'''

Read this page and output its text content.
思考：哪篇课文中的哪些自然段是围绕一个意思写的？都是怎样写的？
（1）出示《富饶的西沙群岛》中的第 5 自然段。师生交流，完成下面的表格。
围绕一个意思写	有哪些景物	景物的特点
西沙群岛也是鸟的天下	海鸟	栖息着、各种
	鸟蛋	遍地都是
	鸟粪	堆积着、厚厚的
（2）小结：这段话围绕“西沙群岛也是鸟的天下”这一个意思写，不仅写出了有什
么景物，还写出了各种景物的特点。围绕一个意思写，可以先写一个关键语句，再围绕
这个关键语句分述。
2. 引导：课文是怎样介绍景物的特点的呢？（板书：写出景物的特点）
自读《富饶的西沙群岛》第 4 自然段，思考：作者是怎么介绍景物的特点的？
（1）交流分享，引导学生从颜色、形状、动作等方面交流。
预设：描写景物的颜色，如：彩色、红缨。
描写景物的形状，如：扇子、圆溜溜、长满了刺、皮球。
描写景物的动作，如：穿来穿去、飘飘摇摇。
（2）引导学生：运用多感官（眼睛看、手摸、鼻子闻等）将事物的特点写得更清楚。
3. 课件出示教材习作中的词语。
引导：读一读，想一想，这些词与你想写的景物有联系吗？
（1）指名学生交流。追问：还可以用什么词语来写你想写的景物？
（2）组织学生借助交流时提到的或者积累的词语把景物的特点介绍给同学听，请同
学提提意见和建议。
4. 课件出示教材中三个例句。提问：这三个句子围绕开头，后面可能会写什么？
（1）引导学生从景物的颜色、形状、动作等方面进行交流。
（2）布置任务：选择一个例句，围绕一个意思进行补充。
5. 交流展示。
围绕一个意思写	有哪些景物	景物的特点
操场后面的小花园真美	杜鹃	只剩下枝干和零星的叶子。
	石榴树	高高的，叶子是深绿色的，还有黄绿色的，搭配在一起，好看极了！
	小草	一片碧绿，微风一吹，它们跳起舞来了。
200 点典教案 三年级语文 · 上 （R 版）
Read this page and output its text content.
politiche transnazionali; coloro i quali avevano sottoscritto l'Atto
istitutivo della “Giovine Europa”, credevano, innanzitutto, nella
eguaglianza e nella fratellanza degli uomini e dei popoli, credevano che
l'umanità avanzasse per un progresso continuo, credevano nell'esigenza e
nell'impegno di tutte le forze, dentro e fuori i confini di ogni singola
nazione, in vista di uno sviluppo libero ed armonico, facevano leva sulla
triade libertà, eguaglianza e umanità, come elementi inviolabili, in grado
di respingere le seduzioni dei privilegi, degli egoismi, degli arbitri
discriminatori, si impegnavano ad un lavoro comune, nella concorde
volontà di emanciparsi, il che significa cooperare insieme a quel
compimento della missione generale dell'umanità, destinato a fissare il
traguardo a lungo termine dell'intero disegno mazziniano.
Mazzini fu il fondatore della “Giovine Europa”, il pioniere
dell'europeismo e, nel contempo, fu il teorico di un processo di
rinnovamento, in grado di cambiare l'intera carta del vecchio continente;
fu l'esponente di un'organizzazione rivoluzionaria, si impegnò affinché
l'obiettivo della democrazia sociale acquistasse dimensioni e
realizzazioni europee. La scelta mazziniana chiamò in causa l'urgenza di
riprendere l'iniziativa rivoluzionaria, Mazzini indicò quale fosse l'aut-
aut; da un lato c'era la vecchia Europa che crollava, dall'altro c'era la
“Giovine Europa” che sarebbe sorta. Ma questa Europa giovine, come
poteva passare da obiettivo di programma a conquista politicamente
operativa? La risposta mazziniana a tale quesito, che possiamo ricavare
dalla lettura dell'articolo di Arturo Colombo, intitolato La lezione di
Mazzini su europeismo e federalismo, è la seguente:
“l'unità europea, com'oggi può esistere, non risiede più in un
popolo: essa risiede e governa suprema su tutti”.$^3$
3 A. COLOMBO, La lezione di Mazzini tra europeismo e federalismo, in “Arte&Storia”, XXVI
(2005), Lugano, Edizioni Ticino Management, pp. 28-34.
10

'''

## [What to work on]
Set down every record above exactly as given.

## [Final result]
Read this page and output its text content.
思考：哪篇课文中的哪些自然段是围绕一个意思写的？都是怎样写的？
（1）出示《富饶的西沙群岛》中的第 5 自然段。师生交流，完成下面的表格。
围绕一个意思写	有哪些景物	景物的特点
西沙群岛也是鸟的天下	海鸟	栖息着、各种
	鸟蛋	遍地都是
	鸟粪	堆积着、厚厚的
（2）小结：这段话围绕“西沙群岛也是鸟的天下”这一个意思写，不仅写出了有什
么景物，还写出了各种景物的特点。围绕一个意思写，可以先写一个关键语句，再围绕
这个关键语句分述。
2. 引导：课文是怎样介绍景物的特点的呢？（板书：写出景物的特点）
自读《富饶的西沙群岛》第 4 自然段，思考：作者是怎么介绍景物的特点的？
（1）交流分享，引导学生从颜色、形状、动作等方面交流。
预设：描写景物的颜色，如：彩色、红缨。
描写景物的形状，如：扇子、圆溜溜、长满了刺、皮球。
描写景物的动作，如：穿来穿去、飘飘摇摇。
（2）引导学生：运用多感官（眼睛看、手摸、鼻子闻等）将事物的特点写得更清楚。
3. 课件出示教材习作中的词语。
引导：读一读，想一想，这些词与你想写的景物有联系吗？
（1）指名学生交流。追问：还可以用什么词语来写你想写的景物？
（2）组织学生借助交流时提到的或者积累的词语把景物的特点介绍给同学听，请同
学提提意见和建议。
4. 课件出示教材中三个例句。提问：这三个句子围绕开头，后面可能会写什么？
（1）引导学生从景物的颜色、形状、动作等方面进行交流。
（2）布置任务：选择一个例句，围绕一个意思进行补充。
5. 交流展示。
围绕一个意思写	有哪些景物	景物的特点
操场后面的小花园真美	杜鹃	只剩下枝干和零星的叶子。
	石榴树	高高的，叶子是深绿色的，还有黄绿色的，搭配在一起，好看极了！
	小草	一片碧绿，微风一吹，它们跳起舞来了。
200 点典教案 三年级语文 · 上 （R 版）
Read this page and output its text content.
politiche transnazionali; coloro i quali avevano sottoscritto l'Atto
istitutivo della “Giovine Europa”, credevano, innanzitutto, nella
eguaglianza e nella fratellanza degli uomini e dei popoli, credevano che
l'umanità avanzasse per un progresso continuo, credevano nell'esigenza e
nell'impegno di tutte le forze, dentro e fuori i confini di ogni singola
nazione, in vista di uno sviluppo libero ed armonico, facevano leva sulla
triade libertà, eguaglianza e umanità, come elementi inviolabili, in grado
di respingere le seduzioni dei privilegi, degli egoismi, degli arbitri
discriminatori, si impegnavano ad un lavoro comune, nella concorde
volontà di emanciparsi, il che significa cooperare insieme a quel
compimento della missione generale dell'umanità, destinato a fissare il
traguardo a lungo termine dell'intero disegno mazziniano.
Mazzini fu il fondatore della “Giovine Europa”, il pioniere
dell'europeismo e, nel contempo, fu il teorico di un processo di
rinnovamento, in grado di cambiare l'intera carta del vecchio continente;
fu l'esponente di un'organizzazione rivoluzionaria, si impegnò affinché
l'obiettivo della democrazia sociale acquistasse dimensioni e
realizzazioni europee. La scelta mazziniana chiamò in causa l'urgenza di
riprendere l'iniziativa rivoluzionaria, Mazzini indicò quale fosse l'aut-
aut; da un lato c'era la vecchia Europa che crollava, dall'altro c'era la
“Giovine Europa” che sarebbe sorta. Ma questa Europa giovine, come
poteva passare da obiettivo di programma a conquista politicamente
operativa? La risposta mazziniana a tale quesito, che possiamo ricavare
dalla lettura dell'articolo di Arturo Colombo, intitolato La lezione di
Mazzini su europeismo e federalismo, è la seguente:
“l'unità europea, com'oggi può esistere, non risiede più in un
popolo: essa risiede e governa suprema su tutti”.$^3$
3 A. COLOMBO, La lezione di Mazzini tra europeismo e federalismo, in “Arte&Storia”, XXVI
(2005), Lugano, Edizioni Ticino Management, pp. 28-34.
10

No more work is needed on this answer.